Exercise instructions –
From the listing below, return each line that includes "hogy".

(Data records)
--*--
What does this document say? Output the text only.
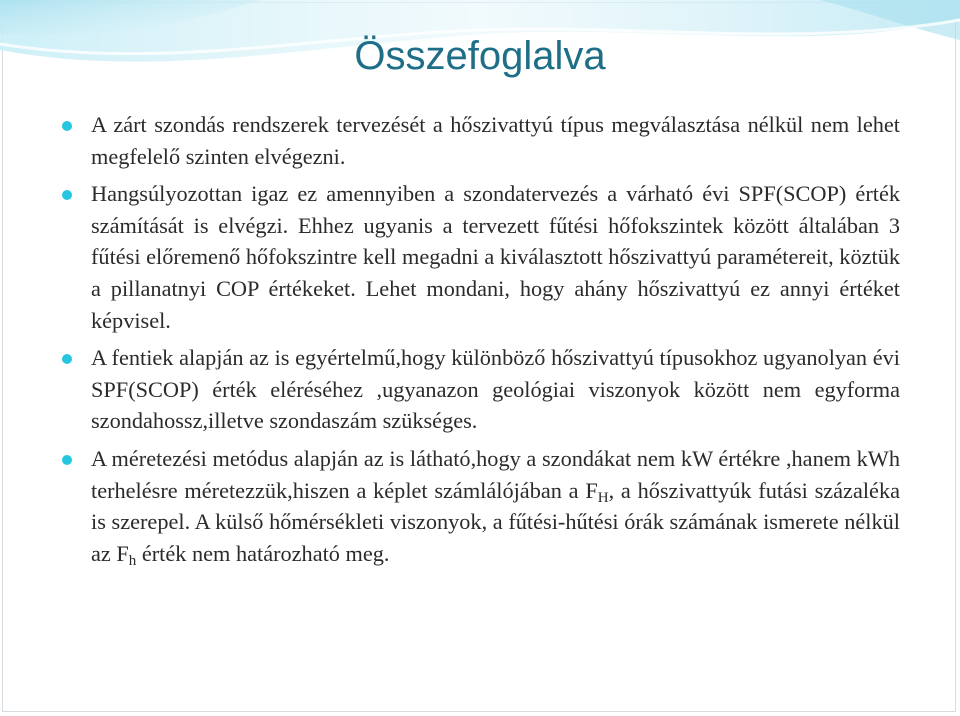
Összefoglalva

A zárt szondás rendszerek tervezését a hőszivattyú típus megválasztása nélkül nem lehet megfelelő szinten elvégezni.

Hangsúlyozottan igaz ez amennyiben a szondatervezés a várható évi SPF(SCOP) érték számítását is elvégzi. Ehhez ugyanis a tervezett fűtési hőfokszintek között általában 3 fűtési előremenő hőfokszintre kell megadni a kiválasztott hőszivattyú paramétereit, köztük a pillanatnyi COP értékeket. Lehet mondani, hogy ahány hőszivattyú ez annyi értéket képvisel.

A fentiek alapján az is egyértelmű,hogy különböző hőszivattyú típusokhoz ugyanolyan évi SPF(SCOP) érték eléréséhez ,ugyanazon geológiai viszonyok között nem egyforma szondahossz,illetve szondaszám szükséges.

A méretezési metódus alapján az is látható,hogy a szondákat nem kW értékre ,hanem kWh terhelésre méretezzük,hiszen a képlet számlálójában a $F_H$, a hőszivattyúk futási százaléka is szerepel. A külső hőmérsékleti viszonyok, a fűtési-hűtési órák számának ismerete nélkül az $F_h$ érték nem határozható meg.
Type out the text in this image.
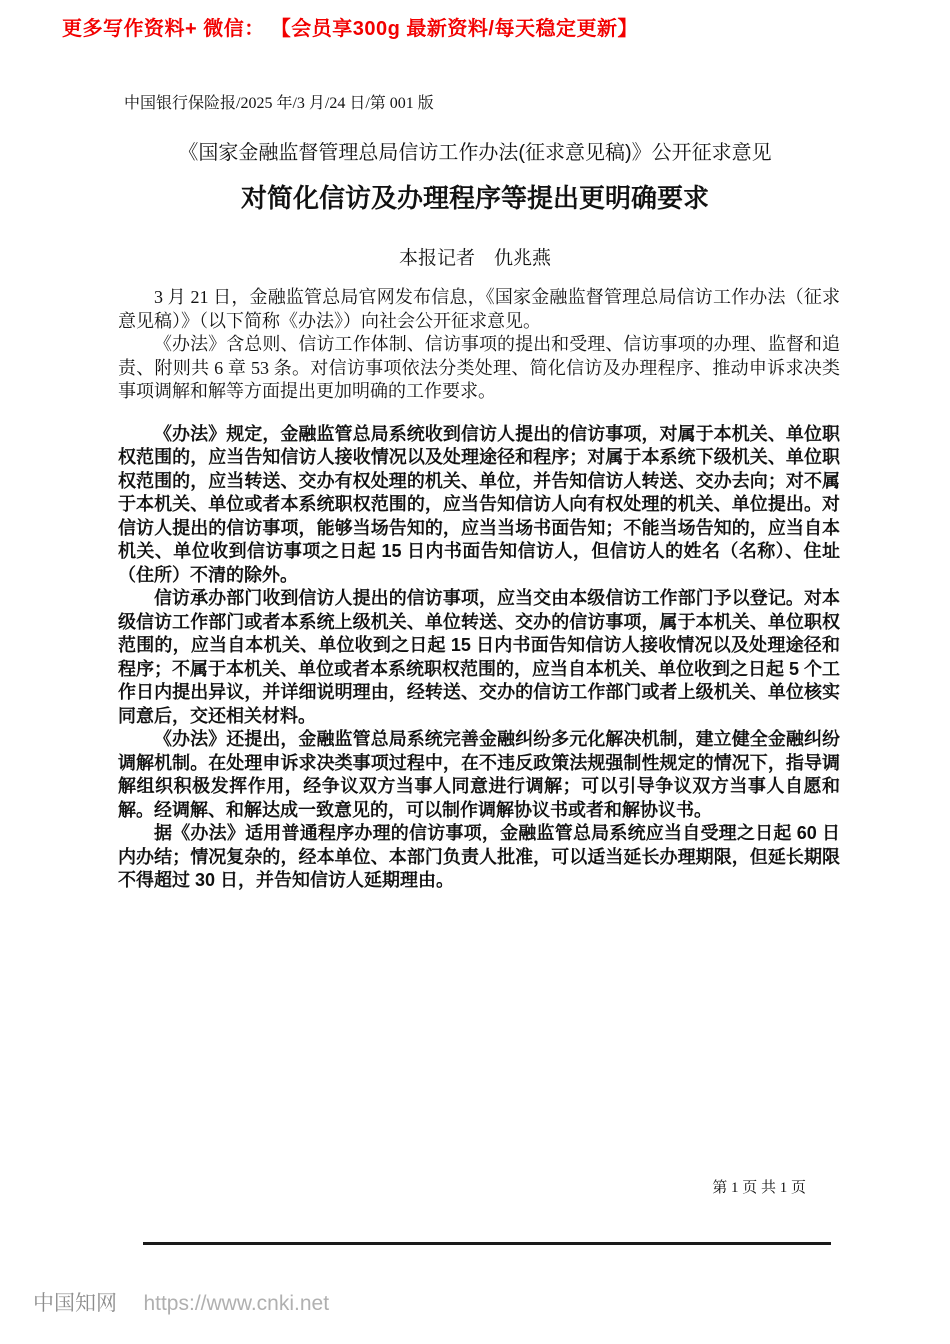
更多写作资料+ 微信： 【会员享300g 最新资料/每天稳定更新】
中国银行保险报/2025 年/3 月/24 日/第 001 版
《国家金融监督管理总局信访工作办法(征求意见稿)》公开征求意见
对简化信访及办理程序等提出更明确要求
本报记者　仇兆燕

3 月 21 日，金融监管总局官网发布信息，《国家金融监督管理总局信访工作办法（征求意见稿）》（以下简称《办法》）向社会公开征求意见。

《办法》含总则、信访工作体制、信访事项的提出和受理、信访事项的办理、监督和追责、附则共 6 章 53 条。对信访事项依法分类处理、简化信访及办理程序、推动申诉求决类事项调解和解等方面提出更加明确的工作要求。

《办法》规定，金融监管总局系统收到信访人提出的信访事项，对属于本机关、单位职权范围的，应当告知信访人接收情况以及处理途径和程序；对属于本系统下级机关、单位职权范围的，应当转送、交办有权处理的机关、单位，并告知信访人转送、交办去向；对不属于本机关、单位或者本系统职权范围的，应当告知信访人向有权处理的机关、单位提出。对信访人提出的信访事项，能够当场告知的，应当当场书面告知；不能当场告知的，应当自本机关、单位收到信访事项之日起 15 日内书面告知信访人，但信访人的姓名（名称）、住址（住所）不清的除外。

信访承办部门收到信访人提出的信访事项，应当交由本级信访工作部门予以登记。对本级信访工作部门或者本系统上级机关、单位转送、交办的信访事项，属于本机关、单位职权范围的，应当自本机关、单位收到之日起 15 日内书面告知信访人接收情况以及处理途径和程序；不属于本机关、单位或者本系统职权范围的，应当自本机关、单位收到之日起 5 个工作日内提出异议，并详细说明理由，经转送、交办的信访工作部门或者上级机关、单位核实同意后，交还相关材料。

《办法》还提出，金融监管总局系统完善金融纠纷多元化解决机制，建立健全金融纠纷调解机制。在处理申诉求决类事项过程中，在不违反政策法规强制性规定的情况下，指导调解组织积极发挥作用，经争议双方当事人同意进行调解；可以引导争议双方当事人自愿和解。经调解、和解达成一致意见的，可以制作调解协议书或者和解协议书。

据《办法》适用普通程序办理的信访事项，金融监管总局系统应当自受理之日起 60 日内办结；情况复杂的，经本单位、本部门负责人批准，可以适当延长办理期限，但延长期限不得超过 30 日，并告知信访人延期理由。

第 1 页 共 1 页
中国知网 https://www.cnki.net
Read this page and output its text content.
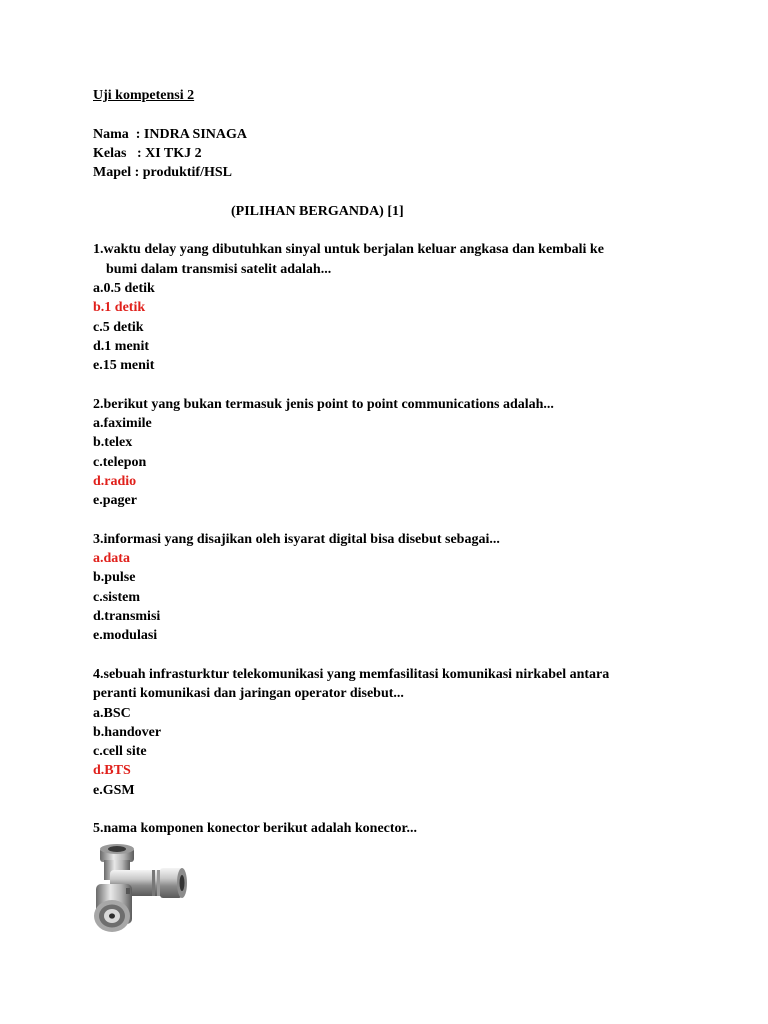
Uji kompetensi 2
Nama  : INDRA SINAGA
Kelas   : XI TKJ 2
Mapel : produktif/HSL
(PILIHAN BERGANDA) [1]
1.waktu delay yang dibutuhkan sinyal untuk berjalan keluar angkasa dan kembali ke
bumi dalam transmisi satelit adalah...
a.0.5 detik
b.1 detik
c.5 detik
d.1 menit
e.15 menit
2.berikut yang bukan termasuk jenis point to point communications adalah...
a.faximile
b.telex
c.telepon
d.radio
e.pager
3.informasi yang disajikan oleh isyarat digital bisa disebut sebagai...
a.data
b.pulse
c.sistem
d.transmisi
e.modulasi
4.sebuah infrasturktur telekomunikasi yang memfasilitasi komunikasi nirkabel antara
peranti komunikasi dan jaringan operator disebut...
a.BSC
b.handover
c.cell site
d.BTS
e.GSM
5.nama komponen konector berikut adalah konector...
--*--
Reply –
Hangsúlyozottan igaz ez amennyiben a szondatervezés a várható évi SPF(SCOP) érték számítását is elvégzi. Ehhez ugyanis a tervezett fűtési hőfokszintek között általában 3 fűtési előremenő hőfokszintre kell megadni a kiválasztott hőszivattyú paramétereit, köztük a pillanatnyi COP értékeket. Lehet mondani, hogy ahány hőszivattyú ez annyi értéket képvisel.
A fentiek alapján az is egyértelmű,hogy különböző hőszivattyú típusokhoz ugyanolyan évi SPF(SCOP) érték eléréséhez ,ugyanazon geológiai viszonyok között nem egyforma szondahossz,illetve szondaszám szükséges.
A méretezési metódus alapján az is látható,hogy a szondákat nem kW értékre ,hanem kWh terhelésre méretezzük,hiszen a képlet számlálójában a $F_H$, a hőszivattyúk futási százaléka is szerepel. A külső hőmérsékleti viszonyok, a fűtési-hűtési órák számának ismerete nélkül az $F_h$ érték nem határozható meg.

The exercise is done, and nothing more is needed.